Work required: From the entries below, work out the number of lines that hold the word "send", and give that number alone.

◆ ◆ ◆ ◆ ◆ ◆ ◆

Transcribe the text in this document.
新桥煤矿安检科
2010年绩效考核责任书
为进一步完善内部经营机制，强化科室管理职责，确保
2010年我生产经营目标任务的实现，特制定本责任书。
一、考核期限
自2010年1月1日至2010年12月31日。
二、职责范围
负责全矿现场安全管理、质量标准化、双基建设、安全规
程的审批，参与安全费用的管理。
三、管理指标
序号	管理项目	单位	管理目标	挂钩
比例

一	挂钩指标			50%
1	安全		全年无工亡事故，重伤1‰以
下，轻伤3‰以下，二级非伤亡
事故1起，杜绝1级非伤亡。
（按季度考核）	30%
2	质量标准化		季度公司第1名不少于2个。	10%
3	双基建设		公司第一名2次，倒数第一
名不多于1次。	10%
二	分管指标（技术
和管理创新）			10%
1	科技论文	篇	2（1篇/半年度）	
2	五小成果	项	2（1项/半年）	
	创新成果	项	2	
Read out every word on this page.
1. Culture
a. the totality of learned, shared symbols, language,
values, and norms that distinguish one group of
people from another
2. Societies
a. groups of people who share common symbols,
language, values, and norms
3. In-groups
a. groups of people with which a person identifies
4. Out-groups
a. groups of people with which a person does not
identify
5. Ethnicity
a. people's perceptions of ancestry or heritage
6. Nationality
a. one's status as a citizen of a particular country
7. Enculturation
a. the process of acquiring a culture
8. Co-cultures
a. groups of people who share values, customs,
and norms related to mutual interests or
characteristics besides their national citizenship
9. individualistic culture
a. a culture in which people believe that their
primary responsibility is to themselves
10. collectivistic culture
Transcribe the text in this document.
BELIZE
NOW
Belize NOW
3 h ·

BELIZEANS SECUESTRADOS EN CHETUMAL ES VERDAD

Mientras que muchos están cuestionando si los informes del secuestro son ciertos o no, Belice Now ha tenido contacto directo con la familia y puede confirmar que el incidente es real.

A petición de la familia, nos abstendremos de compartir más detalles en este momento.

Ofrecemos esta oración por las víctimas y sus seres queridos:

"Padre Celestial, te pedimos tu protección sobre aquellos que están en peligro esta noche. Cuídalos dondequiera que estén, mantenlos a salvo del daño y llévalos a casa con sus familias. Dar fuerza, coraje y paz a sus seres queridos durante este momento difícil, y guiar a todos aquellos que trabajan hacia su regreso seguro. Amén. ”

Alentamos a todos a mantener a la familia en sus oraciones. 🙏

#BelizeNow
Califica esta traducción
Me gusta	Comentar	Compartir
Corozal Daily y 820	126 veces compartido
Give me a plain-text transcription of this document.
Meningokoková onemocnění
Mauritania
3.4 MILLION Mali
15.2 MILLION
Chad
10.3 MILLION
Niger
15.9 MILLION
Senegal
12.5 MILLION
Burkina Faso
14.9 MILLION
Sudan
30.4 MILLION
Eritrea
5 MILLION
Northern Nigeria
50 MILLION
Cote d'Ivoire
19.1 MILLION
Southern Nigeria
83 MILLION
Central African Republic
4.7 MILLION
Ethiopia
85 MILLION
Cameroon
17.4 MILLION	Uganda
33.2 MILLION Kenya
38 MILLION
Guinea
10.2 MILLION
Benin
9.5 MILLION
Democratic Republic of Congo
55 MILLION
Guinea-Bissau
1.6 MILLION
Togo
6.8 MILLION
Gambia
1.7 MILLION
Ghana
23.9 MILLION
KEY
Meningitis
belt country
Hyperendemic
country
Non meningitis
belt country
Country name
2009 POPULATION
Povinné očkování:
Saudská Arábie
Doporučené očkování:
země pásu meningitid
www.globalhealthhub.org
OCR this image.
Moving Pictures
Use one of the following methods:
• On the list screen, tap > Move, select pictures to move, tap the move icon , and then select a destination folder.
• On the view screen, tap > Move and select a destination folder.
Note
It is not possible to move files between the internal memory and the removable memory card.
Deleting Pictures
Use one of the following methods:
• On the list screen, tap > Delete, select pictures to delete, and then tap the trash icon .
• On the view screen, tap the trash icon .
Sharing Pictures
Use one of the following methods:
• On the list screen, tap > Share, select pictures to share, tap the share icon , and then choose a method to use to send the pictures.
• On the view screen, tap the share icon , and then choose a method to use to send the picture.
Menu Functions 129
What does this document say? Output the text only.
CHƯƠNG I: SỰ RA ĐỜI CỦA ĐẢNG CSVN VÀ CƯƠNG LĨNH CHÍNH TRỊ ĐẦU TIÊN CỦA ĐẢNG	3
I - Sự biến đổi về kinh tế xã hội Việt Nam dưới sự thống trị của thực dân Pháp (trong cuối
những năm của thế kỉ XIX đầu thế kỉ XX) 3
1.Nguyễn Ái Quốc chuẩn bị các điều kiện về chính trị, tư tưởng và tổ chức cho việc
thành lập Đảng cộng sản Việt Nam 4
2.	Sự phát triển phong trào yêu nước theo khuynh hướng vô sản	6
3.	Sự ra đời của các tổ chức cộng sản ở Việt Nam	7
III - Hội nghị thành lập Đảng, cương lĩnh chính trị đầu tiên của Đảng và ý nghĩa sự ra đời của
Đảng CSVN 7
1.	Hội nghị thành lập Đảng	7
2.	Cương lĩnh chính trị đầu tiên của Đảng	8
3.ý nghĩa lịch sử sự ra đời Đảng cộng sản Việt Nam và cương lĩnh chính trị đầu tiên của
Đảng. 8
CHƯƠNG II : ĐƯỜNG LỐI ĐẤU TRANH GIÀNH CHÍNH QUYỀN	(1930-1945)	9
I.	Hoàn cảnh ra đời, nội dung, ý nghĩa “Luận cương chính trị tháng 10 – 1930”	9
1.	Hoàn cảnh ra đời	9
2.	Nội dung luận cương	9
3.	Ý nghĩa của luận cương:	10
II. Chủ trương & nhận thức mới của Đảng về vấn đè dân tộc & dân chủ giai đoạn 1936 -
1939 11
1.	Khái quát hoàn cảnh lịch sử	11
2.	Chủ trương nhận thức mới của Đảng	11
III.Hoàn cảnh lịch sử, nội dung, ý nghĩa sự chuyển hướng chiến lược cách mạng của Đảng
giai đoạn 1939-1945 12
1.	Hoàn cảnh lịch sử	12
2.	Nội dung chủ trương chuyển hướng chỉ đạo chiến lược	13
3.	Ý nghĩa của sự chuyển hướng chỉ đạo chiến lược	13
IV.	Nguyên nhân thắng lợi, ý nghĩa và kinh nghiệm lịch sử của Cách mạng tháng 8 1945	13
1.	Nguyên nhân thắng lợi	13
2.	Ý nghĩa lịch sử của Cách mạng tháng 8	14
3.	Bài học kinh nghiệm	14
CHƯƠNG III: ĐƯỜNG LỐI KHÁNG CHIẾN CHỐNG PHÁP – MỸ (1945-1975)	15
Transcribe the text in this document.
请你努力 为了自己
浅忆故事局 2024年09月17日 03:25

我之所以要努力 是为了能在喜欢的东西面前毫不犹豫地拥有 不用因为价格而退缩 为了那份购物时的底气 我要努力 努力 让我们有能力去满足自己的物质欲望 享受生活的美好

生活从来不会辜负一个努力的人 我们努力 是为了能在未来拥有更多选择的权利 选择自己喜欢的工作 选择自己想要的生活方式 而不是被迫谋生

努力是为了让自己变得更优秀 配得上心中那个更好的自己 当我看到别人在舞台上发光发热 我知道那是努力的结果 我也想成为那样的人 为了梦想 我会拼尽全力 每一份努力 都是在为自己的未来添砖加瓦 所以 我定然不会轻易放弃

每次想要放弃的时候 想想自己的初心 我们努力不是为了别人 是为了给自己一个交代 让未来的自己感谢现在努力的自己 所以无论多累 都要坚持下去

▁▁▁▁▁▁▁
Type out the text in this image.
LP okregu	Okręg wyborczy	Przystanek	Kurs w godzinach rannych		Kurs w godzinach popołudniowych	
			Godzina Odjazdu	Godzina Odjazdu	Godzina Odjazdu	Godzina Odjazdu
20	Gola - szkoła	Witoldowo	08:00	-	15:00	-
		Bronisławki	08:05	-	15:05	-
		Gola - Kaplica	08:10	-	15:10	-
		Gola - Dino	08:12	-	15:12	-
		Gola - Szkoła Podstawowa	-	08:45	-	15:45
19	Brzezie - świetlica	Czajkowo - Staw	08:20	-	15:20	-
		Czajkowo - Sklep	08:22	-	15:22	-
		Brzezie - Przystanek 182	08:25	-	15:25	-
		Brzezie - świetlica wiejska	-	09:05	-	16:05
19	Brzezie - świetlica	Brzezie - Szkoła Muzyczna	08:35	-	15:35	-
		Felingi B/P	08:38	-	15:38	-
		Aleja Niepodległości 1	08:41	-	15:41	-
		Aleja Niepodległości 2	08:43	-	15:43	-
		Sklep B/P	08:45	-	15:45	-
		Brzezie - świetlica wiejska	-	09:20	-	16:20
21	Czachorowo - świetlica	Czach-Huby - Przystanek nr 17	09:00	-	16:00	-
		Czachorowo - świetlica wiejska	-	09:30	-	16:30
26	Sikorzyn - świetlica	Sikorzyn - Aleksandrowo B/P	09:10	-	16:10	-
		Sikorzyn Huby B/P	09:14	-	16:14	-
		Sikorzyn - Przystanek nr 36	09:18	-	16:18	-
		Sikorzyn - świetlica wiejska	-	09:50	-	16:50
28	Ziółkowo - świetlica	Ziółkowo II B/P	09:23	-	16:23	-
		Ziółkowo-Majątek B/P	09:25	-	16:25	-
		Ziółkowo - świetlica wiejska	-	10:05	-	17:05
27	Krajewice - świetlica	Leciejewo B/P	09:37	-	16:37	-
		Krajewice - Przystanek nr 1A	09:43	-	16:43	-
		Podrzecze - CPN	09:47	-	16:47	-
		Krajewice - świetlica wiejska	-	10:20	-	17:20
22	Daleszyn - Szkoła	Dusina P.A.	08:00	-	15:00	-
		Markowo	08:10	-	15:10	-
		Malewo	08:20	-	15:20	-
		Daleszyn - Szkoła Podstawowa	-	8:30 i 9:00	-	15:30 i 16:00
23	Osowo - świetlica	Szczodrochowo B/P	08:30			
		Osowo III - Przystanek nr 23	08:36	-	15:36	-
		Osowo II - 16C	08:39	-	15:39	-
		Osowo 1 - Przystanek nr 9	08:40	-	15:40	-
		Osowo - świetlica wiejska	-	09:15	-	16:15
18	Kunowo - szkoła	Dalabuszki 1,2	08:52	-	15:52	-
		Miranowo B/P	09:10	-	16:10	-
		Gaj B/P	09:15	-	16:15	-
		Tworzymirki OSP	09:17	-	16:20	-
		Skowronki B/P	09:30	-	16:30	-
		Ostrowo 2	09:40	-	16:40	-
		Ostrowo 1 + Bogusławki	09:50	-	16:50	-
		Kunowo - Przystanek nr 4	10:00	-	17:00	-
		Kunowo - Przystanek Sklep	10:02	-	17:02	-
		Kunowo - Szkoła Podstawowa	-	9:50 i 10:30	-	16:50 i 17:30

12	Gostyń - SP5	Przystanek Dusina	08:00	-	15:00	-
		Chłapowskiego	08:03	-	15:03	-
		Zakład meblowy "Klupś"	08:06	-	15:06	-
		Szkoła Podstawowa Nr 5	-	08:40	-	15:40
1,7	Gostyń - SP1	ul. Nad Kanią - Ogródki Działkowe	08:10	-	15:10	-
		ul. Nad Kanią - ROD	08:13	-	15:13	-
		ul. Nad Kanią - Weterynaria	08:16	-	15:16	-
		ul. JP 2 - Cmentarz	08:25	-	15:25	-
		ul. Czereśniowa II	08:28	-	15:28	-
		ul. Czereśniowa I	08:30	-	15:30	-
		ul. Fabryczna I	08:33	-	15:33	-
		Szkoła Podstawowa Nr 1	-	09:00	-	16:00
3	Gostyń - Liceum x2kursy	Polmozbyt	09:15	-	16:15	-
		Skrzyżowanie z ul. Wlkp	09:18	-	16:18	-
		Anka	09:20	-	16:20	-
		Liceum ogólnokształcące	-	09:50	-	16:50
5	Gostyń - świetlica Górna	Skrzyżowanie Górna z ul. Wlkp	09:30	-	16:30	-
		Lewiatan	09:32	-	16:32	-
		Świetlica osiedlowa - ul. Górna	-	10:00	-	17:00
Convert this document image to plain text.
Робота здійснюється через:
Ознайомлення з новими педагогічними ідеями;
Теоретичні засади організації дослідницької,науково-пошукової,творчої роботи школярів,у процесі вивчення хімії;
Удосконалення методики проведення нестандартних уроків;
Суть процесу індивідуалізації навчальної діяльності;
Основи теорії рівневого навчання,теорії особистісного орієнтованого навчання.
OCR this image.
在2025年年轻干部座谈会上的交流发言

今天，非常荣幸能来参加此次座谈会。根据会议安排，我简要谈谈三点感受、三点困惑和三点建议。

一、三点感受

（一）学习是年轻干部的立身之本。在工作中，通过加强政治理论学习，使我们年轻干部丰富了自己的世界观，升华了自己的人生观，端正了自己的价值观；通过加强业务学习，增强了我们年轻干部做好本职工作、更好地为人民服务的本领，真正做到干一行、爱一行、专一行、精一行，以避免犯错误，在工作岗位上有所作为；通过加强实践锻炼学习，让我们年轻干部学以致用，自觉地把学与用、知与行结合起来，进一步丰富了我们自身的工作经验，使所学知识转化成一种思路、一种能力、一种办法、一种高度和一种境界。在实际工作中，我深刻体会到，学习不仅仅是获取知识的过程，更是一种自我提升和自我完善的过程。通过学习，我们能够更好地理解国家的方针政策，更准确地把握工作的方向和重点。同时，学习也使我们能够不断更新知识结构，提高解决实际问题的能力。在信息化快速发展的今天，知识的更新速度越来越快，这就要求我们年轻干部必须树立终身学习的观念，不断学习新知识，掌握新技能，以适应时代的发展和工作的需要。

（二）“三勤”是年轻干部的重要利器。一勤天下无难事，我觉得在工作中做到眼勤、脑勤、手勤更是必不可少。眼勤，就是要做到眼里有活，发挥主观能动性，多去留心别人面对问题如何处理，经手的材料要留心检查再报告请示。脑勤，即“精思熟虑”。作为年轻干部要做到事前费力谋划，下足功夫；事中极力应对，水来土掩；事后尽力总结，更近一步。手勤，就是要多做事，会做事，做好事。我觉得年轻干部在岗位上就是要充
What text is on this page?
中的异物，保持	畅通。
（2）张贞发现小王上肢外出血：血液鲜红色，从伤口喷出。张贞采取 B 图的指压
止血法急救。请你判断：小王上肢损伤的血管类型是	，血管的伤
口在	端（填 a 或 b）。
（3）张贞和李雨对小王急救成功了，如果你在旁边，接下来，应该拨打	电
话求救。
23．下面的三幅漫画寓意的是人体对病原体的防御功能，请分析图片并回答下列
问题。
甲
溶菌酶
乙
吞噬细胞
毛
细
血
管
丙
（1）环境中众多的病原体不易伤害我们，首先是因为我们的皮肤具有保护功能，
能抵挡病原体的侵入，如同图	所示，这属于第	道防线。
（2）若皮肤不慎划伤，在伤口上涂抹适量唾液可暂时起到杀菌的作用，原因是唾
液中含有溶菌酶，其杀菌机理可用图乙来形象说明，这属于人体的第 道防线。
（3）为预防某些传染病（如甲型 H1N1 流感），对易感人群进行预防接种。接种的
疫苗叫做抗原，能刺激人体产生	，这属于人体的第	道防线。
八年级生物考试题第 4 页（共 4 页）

◆ ◆ ◆ ◆ ◆ ◆ ◆

Answer to the exercise: 2